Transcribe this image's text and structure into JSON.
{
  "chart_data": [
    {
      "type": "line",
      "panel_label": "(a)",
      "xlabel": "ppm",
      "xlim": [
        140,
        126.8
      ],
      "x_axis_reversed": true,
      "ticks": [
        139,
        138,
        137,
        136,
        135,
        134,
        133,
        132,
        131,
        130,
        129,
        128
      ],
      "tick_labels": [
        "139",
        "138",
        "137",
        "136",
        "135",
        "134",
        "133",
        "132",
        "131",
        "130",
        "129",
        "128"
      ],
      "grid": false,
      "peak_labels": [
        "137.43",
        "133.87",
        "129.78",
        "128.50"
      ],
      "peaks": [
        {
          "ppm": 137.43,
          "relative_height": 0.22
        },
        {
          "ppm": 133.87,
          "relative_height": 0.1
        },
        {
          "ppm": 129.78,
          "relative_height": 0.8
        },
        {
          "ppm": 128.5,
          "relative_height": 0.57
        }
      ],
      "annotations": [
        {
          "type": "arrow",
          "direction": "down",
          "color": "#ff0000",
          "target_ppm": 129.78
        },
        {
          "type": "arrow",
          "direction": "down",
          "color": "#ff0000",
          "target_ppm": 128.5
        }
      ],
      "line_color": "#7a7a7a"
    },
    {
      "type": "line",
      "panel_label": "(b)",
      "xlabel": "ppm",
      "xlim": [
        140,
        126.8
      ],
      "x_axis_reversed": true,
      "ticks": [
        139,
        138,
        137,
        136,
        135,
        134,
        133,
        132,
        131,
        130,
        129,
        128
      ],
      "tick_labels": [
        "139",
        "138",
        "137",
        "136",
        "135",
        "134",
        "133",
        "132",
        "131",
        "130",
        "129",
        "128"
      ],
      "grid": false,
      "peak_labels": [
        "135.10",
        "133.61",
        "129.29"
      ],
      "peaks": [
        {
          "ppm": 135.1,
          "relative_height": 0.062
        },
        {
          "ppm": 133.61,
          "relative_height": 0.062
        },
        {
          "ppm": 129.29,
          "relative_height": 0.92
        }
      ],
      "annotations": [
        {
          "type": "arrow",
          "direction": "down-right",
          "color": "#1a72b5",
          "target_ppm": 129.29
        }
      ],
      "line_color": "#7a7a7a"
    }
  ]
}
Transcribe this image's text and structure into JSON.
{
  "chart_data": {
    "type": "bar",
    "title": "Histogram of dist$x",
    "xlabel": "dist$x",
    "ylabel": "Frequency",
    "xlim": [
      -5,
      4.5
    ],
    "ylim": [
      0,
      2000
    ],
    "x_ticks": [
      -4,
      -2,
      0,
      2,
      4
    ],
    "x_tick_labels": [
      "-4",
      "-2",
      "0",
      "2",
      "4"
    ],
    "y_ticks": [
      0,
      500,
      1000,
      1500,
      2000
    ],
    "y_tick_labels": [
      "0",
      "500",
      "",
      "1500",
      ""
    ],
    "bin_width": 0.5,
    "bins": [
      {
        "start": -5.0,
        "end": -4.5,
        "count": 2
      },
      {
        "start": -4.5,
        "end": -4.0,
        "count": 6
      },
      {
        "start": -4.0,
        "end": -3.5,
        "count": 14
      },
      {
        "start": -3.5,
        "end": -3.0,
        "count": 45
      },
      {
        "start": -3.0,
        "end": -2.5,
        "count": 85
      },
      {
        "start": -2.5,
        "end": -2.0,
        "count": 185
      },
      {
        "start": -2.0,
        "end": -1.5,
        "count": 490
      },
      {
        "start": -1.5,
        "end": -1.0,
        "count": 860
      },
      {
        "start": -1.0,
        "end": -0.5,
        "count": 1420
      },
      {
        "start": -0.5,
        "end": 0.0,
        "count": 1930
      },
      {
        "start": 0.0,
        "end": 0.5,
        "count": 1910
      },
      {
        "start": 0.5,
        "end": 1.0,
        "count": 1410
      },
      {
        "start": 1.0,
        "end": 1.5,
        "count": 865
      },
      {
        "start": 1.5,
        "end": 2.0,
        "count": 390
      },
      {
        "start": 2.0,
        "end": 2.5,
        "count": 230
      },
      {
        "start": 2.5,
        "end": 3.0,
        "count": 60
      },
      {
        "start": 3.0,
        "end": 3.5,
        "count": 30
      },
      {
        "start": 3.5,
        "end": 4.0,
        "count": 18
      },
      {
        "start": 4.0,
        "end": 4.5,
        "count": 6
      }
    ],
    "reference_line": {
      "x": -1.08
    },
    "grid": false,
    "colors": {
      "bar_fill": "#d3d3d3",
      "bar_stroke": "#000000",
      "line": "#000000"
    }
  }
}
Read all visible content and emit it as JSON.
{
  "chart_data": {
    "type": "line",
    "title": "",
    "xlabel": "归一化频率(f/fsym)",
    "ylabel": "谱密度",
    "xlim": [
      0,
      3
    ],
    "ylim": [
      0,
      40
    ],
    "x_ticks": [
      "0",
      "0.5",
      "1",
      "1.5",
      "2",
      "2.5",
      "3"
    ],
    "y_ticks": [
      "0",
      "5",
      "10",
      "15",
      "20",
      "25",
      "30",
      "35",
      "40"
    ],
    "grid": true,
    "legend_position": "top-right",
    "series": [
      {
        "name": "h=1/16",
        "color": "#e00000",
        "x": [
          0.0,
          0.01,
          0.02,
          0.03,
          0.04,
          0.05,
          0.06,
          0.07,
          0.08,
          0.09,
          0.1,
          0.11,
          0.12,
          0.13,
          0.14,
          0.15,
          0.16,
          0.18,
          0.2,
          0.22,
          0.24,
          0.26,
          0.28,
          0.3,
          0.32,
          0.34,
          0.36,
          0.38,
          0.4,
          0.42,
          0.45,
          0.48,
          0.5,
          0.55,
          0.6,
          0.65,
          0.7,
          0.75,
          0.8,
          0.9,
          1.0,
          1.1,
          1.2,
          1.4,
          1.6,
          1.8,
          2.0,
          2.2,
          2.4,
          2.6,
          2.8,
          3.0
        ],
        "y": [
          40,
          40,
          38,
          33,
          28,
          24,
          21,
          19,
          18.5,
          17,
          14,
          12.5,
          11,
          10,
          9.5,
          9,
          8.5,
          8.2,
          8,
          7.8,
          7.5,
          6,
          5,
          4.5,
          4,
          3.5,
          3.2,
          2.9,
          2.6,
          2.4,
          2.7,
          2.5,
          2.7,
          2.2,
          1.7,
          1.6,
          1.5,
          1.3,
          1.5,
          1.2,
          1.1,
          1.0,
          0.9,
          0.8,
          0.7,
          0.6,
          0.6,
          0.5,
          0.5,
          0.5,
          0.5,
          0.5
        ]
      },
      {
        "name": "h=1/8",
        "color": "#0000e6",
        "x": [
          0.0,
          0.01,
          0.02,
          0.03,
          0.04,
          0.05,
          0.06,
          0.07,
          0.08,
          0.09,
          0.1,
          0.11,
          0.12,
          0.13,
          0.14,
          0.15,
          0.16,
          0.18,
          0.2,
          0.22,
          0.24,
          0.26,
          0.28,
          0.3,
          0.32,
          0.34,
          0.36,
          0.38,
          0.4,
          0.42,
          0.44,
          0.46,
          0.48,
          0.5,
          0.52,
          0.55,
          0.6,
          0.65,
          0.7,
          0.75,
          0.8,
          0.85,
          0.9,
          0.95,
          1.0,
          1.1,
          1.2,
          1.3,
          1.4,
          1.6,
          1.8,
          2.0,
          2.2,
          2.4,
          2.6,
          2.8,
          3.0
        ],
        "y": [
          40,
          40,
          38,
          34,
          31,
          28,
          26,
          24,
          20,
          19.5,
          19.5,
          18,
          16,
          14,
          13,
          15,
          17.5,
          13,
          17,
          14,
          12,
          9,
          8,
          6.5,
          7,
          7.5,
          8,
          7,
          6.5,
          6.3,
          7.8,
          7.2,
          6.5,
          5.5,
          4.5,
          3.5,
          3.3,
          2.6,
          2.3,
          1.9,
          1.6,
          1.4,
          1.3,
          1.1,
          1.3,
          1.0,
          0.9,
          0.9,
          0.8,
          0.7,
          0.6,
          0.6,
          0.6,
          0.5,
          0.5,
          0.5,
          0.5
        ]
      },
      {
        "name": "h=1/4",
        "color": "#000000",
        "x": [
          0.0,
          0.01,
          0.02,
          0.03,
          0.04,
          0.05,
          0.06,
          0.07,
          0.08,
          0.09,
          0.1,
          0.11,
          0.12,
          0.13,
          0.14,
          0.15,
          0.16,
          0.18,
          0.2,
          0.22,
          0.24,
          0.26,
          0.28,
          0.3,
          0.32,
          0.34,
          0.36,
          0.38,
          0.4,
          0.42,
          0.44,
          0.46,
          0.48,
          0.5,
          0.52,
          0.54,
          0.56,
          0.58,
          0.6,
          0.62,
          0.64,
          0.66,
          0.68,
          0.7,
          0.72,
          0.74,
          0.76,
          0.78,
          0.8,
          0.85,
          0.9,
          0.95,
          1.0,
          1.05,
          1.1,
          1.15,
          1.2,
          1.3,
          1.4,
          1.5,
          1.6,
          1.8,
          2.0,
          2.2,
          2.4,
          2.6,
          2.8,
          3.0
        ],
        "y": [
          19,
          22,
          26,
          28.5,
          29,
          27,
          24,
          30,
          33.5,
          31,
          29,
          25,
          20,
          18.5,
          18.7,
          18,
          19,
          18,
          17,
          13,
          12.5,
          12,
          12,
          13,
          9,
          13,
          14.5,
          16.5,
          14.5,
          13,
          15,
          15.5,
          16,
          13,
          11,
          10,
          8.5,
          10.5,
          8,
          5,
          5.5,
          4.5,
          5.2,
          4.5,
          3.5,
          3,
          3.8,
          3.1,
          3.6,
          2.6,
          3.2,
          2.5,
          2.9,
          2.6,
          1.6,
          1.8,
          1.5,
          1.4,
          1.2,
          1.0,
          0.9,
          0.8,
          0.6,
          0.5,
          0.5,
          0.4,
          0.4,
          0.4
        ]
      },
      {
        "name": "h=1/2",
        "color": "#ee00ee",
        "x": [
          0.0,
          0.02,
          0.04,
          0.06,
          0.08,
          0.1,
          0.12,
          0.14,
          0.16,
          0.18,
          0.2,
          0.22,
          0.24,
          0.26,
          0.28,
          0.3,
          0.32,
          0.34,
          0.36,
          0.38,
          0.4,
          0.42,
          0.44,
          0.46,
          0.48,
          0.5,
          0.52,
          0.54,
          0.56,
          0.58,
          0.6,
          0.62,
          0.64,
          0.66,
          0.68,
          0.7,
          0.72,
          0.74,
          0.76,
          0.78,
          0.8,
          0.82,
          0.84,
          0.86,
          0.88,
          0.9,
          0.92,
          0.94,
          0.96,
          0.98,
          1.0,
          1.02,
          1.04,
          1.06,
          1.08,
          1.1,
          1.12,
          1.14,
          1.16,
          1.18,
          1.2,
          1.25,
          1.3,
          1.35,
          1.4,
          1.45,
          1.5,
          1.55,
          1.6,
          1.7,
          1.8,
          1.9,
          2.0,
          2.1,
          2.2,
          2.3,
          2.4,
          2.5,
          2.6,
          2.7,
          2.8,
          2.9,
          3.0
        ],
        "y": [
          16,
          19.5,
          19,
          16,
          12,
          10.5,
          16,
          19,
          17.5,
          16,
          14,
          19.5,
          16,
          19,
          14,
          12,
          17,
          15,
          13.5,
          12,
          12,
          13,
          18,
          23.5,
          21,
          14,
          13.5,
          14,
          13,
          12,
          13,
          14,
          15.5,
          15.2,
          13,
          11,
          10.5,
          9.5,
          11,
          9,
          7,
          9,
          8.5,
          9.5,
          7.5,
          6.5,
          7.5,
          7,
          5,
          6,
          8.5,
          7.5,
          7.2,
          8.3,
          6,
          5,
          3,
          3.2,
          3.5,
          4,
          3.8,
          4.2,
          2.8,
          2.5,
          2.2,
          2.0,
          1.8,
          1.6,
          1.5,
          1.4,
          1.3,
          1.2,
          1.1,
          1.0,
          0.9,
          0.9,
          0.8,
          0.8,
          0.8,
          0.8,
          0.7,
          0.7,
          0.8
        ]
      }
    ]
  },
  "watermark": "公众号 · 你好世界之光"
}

» **EXERCISE**
Only lines with the string "dist" belong in your answer; copy each one.

» **CORRECT RESULT**
    "title": "Histogram of dist$x",
    "xlabel": "dist$x",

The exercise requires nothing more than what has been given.